Extracted data entries -
-- Start --

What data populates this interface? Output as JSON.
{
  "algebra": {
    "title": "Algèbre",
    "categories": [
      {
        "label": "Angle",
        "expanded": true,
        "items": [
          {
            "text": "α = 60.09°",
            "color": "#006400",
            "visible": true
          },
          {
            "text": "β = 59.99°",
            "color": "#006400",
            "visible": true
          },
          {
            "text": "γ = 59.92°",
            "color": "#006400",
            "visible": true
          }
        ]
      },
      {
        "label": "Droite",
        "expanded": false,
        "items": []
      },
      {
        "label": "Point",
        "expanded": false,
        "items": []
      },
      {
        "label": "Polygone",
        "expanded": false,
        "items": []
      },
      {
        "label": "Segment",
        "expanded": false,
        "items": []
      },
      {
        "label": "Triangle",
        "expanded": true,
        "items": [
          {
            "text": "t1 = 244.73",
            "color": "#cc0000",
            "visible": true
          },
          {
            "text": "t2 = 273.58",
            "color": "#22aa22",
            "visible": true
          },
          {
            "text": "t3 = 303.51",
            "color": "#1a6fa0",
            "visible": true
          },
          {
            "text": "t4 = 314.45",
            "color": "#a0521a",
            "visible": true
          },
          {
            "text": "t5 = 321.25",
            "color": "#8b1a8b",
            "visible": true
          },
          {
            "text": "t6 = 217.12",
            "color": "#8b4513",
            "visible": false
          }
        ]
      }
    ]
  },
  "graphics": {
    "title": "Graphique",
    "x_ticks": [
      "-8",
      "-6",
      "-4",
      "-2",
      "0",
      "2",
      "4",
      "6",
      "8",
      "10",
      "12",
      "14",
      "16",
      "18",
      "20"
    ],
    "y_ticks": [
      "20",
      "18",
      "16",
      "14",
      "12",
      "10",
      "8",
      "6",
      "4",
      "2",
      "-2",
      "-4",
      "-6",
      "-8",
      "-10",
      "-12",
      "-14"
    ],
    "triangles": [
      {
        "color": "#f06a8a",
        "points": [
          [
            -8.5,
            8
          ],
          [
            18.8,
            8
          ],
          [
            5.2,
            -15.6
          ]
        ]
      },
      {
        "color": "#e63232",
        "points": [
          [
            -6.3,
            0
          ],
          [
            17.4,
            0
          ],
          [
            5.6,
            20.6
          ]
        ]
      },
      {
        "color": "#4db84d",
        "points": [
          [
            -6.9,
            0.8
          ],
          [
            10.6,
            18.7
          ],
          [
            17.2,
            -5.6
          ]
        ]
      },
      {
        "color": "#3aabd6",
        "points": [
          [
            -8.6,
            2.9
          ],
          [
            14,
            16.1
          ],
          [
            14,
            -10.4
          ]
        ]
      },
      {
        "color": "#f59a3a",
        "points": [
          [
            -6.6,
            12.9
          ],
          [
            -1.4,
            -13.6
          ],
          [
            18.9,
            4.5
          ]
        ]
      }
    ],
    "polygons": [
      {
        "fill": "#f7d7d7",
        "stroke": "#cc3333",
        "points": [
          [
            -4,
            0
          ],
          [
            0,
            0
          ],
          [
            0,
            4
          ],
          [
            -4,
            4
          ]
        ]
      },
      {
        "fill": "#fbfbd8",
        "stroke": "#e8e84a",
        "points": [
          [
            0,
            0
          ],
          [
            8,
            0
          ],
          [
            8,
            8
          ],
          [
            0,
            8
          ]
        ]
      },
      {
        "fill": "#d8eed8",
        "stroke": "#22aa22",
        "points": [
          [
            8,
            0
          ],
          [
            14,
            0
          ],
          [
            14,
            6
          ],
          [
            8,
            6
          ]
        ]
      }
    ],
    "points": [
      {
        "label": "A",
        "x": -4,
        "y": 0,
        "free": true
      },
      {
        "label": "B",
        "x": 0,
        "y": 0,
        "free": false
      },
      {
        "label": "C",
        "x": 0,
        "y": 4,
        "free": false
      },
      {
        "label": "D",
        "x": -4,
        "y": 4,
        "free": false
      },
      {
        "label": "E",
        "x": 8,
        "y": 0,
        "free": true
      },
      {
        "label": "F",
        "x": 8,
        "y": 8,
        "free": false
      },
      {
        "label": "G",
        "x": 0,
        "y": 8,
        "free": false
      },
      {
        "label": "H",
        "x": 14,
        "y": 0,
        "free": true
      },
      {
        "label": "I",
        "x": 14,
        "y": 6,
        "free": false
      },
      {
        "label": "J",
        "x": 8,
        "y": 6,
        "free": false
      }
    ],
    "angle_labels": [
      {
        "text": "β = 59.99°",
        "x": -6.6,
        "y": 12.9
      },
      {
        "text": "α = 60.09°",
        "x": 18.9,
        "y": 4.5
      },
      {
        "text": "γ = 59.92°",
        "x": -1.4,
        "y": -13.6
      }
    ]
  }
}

-- End --
-- Start --

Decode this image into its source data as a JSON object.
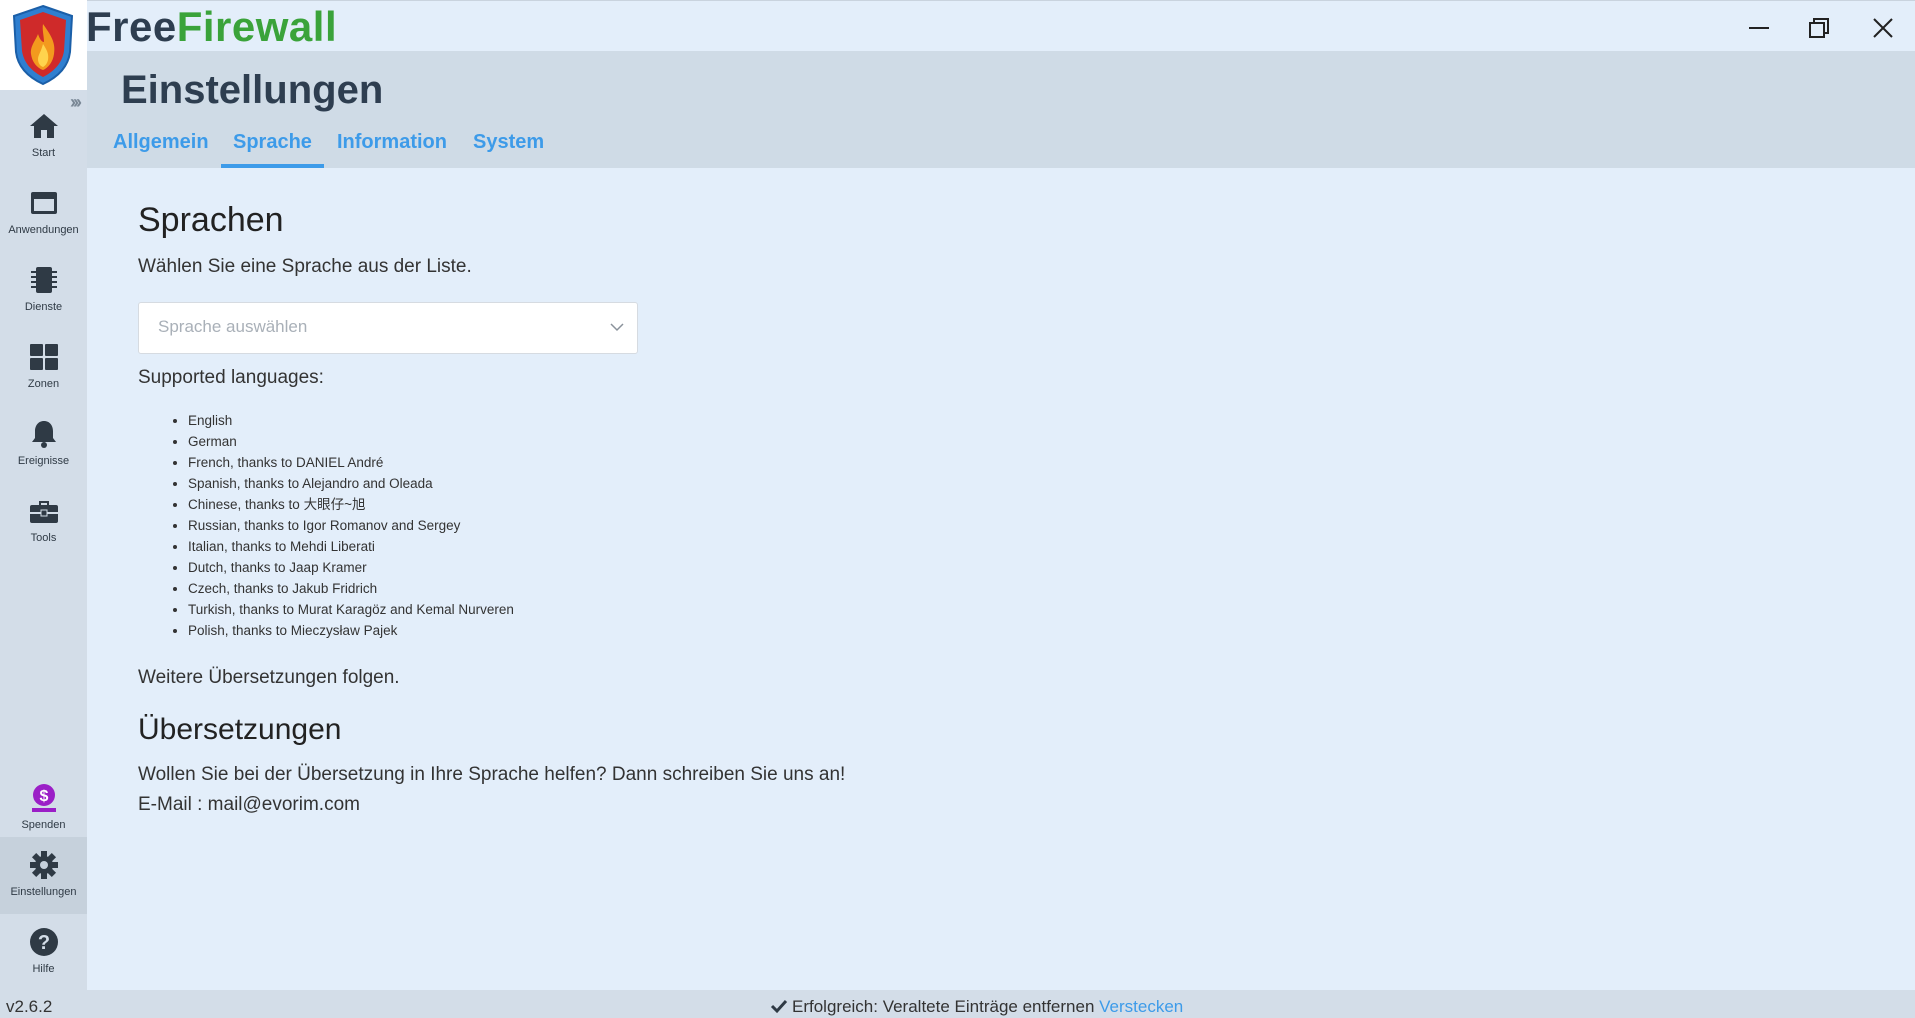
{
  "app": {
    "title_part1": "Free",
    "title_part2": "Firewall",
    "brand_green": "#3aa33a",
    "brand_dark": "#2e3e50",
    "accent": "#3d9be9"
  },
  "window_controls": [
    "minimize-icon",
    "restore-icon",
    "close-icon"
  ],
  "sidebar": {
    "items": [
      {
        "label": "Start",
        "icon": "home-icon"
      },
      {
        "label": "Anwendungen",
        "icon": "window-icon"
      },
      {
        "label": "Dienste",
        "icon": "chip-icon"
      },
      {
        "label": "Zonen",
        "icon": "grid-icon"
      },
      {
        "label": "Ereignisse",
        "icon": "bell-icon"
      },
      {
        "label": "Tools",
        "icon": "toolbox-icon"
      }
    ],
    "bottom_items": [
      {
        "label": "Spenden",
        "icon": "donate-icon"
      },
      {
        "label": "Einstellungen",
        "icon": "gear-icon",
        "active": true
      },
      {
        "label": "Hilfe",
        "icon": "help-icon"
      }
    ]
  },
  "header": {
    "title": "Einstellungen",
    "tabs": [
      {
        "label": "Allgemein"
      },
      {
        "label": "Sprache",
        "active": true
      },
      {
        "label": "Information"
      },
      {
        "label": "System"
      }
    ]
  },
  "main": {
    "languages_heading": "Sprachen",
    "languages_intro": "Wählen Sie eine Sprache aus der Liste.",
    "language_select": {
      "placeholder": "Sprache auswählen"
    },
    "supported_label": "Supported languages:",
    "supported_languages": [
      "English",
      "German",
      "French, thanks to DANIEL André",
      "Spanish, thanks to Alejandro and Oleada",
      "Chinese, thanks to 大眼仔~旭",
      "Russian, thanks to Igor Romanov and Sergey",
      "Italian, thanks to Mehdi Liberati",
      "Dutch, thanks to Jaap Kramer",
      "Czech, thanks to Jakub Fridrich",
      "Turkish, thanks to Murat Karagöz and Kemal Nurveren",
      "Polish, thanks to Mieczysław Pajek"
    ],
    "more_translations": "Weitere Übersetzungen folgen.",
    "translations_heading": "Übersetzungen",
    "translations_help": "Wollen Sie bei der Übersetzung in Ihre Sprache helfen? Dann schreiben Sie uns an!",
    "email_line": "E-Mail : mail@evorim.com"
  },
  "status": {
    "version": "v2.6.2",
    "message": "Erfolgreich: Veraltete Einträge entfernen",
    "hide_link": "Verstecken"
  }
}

-- End --

Exercise objective - How many lines of these entries contain "Einstellungen"? Answer with the number and nothing else.

Response below - 2